Listed records:
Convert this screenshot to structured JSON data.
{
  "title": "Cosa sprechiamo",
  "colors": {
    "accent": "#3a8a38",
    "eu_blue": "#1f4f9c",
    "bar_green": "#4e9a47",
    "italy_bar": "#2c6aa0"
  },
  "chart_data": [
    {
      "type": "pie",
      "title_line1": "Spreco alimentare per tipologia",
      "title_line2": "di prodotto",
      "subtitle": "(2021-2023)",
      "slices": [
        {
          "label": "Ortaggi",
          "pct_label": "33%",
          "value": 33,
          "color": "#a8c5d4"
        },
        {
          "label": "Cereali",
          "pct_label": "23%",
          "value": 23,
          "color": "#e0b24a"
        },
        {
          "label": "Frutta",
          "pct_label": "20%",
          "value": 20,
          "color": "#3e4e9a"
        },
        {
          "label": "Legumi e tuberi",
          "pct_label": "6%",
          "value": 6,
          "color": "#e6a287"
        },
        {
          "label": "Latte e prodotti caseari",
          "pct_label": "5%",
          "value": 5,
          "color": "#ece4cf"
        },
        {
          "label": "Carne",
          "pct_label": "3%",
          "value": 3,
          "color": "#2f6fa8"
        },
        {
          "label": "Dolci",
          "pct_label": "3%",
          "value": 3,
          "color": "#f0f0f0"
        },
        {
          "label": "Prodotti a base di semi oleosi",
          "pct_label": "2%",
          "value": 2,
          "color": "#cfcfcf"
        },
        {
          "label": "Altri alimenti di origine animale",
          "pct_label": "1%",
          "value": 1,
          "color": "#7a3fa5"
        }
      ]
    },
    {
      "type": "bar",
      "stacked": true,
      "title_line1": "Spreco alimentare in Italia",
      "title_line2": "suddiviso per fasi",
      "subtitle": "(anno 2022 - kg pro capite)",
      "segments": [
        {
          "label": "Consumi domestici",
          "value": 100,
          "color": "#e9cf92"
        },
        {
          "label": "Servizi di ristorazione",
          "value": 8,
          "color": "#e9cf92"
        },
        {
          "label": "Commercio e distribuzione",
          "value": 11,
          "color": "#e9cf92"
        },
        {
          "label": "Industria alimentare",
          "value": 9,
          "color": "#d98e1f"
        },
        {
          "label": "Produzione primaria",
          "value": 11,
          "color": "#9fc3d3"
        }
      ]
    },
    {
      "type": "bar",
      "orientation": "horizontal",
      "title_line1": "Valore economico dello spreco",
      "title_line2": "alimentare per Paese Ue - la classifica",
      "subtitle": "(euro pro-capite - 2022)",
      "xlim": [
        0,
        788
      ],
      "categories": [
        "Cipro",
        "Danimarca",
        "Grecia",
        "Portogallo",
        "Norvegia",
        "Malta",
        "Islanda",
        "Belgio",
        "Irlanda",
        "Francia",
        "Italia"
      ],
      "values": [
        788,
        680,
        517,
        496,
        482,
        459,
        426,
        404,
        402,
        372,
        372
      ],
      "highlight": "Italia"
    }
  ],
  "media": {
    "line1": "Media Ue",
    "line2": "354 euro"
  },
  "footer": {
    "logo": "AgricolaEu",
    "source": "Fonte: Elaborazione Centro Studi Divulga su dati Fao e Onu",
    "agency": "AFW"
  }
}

What you need to do: Across the records, count the lines holding the string "subtitle". Give the number and stop.

Written answer: 3